INSTRUCTIONS FOR THE TASK ▸
Reproduce all of the listing below without alteration.

───── DATASET ROWS

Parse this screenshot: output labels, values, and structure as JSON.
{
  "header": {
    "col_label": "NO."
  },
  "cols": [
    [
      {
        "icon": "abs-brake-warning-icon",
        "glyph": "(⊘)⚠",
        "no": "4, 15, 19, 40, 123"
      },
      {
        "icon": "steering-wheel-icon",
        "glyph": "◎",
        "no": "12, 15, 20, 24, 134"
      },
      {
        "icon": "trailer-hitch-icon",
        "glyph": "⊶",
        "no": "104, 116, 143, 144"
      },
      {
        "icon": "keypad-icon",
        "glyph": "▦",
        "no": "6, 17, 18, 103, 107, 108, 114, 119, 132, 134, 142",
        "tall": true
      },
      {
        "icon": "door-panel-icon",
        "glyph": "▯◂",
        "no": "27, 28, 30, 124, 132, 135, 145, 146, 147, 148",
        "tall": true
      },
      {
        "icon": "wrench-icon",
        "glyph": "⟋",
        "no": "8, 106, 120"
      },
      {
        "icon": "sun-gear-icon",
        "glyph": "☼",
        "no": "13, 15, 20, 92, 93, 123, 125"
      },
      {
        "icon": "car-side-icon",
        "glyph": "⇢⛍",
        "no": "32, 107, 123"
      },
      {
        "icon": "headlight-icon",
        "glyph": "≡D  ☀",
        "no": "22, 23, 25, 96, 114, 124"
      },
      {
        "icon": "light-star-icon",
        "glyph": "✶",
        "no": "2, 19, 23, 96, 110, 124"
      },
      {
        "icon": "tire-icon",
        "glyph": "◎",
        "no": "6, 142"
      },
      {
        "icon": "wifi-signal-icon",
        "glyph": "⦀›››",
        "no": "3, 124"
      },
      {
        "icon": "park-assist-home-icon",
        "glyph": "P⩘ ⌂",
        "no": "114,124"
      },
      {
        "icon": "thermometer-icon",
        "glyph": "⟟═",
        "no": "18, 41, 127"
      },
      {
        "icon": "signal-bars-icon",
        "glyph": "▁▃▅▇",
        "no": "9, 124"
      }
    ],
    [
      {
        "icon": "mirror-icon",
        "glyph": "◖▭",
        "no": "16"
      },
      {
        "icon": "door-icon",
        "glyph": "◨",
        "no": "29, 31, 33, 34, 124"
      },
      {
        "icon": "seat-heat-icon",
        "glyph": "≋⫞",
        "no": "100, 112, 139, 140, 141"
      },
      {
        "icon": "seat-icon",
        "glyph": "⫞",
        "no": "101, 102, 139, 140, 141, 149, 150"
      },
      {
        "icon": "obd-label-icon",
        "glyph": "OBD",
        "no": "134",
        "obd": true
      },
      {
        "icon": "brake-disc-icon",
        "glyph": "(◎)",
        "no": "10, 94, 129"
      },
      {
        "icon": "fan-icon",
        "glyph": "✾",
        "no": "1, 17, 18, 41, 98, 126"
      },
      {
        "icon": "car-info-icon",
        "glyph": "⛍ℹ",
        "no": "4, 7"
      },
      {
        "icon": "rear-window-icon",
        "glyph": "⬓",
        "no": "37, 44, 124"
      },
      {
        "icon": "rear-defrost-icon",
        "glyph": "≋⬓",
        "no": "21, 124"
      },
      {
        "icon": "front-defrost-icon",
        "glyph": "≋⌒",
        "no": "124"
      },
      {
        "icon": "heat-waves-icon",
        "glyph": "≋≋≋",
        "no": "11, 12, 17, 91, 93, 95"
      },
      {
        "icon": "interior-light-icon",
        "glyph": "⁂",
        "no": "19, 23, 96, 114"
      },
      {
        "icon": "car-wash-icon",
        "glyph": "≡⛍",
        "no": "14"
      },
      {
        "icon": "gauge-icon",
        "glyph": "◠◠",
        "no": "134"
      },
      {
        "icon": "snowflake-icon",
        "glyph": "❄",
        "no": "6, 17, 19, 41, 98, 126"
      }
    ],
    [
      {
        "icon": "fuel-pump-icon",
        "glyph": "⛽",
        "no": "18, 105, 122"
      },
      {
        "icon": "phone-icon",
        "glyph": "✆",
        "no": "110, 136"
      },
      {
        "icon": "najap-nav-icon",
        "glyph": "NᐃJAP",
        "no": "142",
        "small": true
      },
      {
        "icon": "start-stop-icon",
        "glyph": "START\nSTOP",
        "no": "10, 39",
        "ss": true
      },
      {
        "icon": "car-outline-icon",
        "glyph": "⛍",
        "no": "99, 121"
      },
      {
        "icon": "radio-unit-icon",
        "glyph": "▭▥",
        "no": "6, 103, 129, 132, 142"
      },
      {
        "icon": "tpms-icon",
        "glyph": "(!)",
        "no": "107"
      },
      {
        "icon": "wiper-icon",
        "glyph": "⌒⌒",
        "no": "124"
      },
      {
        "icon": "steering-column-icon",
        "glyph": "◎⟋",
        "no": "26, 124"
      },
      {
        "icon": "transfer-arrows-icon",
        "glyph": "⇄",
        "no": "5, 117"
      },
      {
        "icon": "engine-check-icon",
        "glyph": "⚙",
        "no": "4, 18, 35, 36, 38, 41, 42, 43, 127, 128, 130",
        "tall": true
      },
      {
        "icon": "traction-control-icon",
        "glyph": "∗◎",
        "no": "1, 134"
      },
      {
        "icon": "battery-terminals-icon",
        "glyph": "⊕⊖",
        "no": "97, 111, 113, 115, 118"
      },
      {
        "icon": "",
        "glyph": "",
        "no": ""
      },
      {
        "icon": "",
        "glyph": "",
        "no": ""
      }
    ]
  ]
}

──────────

TASK ANSWER ▸
Parse this screenshot: output labels, values, and structure as JSON.
{
  "header": {
    "col_label": "NO."
  },
  "cols": [
    [
      {
        "icon": "abs-brake-warning-icon",
        "glyph": "(⊘)⚠",
        "no": "4, 15, 19, 40, 123"
      },
      {
        "icon": "steering-wheel-icon",
        "glyph": "◎",
        "no": "12, 15, 20, 24, 134"
      },
      {
        "icon": "trailer-hitch-icon",
        "glyph": "⊶",
        "no": "104, 116, 143, 144"
      },
      {
        "icon": "keypad-icon",
        "glyph": "▦",
        "no": "6, 17, 18, 103, 107, 108, 114, 119, 132, 134, 142",
        "tall": true
      },
      {
        "icon": "door-panel-icon",
        "glyph": "▯◂",
        "no": "27, 28, 30, 124, 132, 135, 145, 146, 147, 148",
        "tall": true
      },
      {
        "icon": "wrench-icon",
        "glyph": "⟋",
        "no": "8, 106, 120"
      },
      {
        "icon": "sun-gear-icon",
        "glyph": "☼",
        "no": "13, 15, 20, 92, 93, 123, 125"
      },
      {
        "icon": "car-side-icon",
        "glyph": "⇢⛍",
        "no": "32, 107, 123"
      },
      {
        "icon": "headlight-icon",
        "glyph": "≡D  ☀",
        "no": "22, 23, 25, 96, 114, 124"
      },
      {
        "icon": "light-star-icon",
        "glyph": "✶",
        "no": "2, 19, 23, 96, 110, 124"
      },
      {
        "icon": "tire-icon",
        "glyph": "◎",
        "no": "6, 142"
      },
      {
        "icon": "wifi-signal-icon",
        "glyph": "⦀›››",
        "no": "3, 124"
      },
      {
        "icon": "park-assist-home-icon",
        "glyph": "P⩘ ⌂",
        "no": "114,124"
      },
      {
        "icon": "thermometer-icon",
        "glyph": "⟟═",
        "no": "18, 41, 127"
      },
      {
        "icon": "signal-bars-icon",
        "glyph": "▁▃▅▇",
        "no": "9, 124"
      }
    ],
    [
      {
        "icon": "mirror-icon",
        "glyph": "◖▭",
        "no": "16"
      },
      {
        "icon": "door-icon",
        "glyph": "◨",
        "no": "29, 31, 33, 34, 124"
      },
      {
        "icon": "seat-heat-icon",
        "glyph": "≋⫞",
        "no": "100, 112, 139, 140, 141"
      },
      {
        "icon": "seat-icon",
        "glyph": "⫞",
        "no": "101, 102, 139, 140, 141, 149, 150"
      },
      {
        "icon": "obd-label-icon",
        "glyph": "OBD",
        "no": "134",
        "obd": true
      },
      {
        "icon": "brake-disc-icon",
        "glyph": "(◎)",
        "no": "10, 94, 129"
      },
      {
        "icon": "fan-icon",
        "glyph": "✾",
        "no": "1, 17, 18, 41, 98, 126"
      },
      {
        "icon": "car-info-icon",
        "glyph": "⛍ℹ",
        "no": "4, 7"
      },
      {
        "icon": "rear-window-icon",
        "glyph": "⬓",
        "no": "37, 44, 124"
      },
      {
        "icon": "rear-defrost-icon",
        "glyph": "≋⬓",
        "no": "21, 124"
      },
      {
        "icon": "front-defrost-icon",
        "glyph": "≋⌒",
        "no": "124"
      },
      {
        "icon": "heat-waves-icon",
        "glyph": "≋≋≋",
        "no": "11, 12, 17, 91, 93, 95"
      },
      {
        "icon": "interior-light-icon",
        "glyph": "⁂",
        "no": "19, 23, 96, 114"
      },
      {
        "icon": "car-wash-icon",
        "glyph": "≡⛍",
        "no": "14"
      },
      {
        "icon": "gauge-icon",
        "glyph": "◠◠",
        "no": "134"
      },
      {
        "icon": "snowflake-icon",
        "glyph": "❄",
        "no": "6, 17, 19, 41, 98, 126"
      }
    ],
    [
      {
        "icon": "fuel-pump-icon",
        "glyph": "⛽",
        "no": "18, 105, 122"
      },
      {
        "icon": "phone-icon",
        "glyph": "✆",
        "no": "110, 136"
      },
      {
        "icon": "najap-nav-icon",
        "glyph": "NᐃJAP",
        "no": "142",
        "small": true
      },
      {
        "icon": "start-stop-icon",
        "glyph": "START\nSTOP",
        "no": "10, 39",
        "ss": true
      },
      {
        "icon": "car-outline-icon",
        "glyph": "⛍",
        "no": "99, 121"
      },
      {
        "icon": "radio-unit-icon",
        "glyph": "▭▥",
        "no": "6, 103, 129, 132, 142"
      },
      {
        "icon": "tpms-icon",
        "glyph": "(!)",
        "no": "107"
      },
      {
        "icon": "wiper-icon",
        "glyph": "⌒⌒",
        "no": "124"
      },
      {
        "icon": "steering-column-icon",
        "glyph": "◎⟋",
        "no": "26, 124"
      },
      {
        "icon": "transfer-arrows-icon",
        "glyph": "⇄",
        "no": "5, 117"
      },
      {
        "icon": "engine-check-icon",
        "glyph": "⚙",
        "no": "4, 18, 35, 36, 38, 41, 42, 43, 127, 128, 130",
        "tall": true
      },
      {
        "icon": "traction-control-icon",
        "glyph": "∗◎",
        "no": "1, 134"
      },
      {
        "icon": "battery-terminals-icon",
        "glyph": "⊕⊖",
        "no": "97, 111, 113, 115, 118"
      },
      {
        "icon": "",
        "glyph": "",
        "no": ""
      },
      {
        "icon": "",
        "glyph": "",
        "no": ""
      }
    ]
  ]
}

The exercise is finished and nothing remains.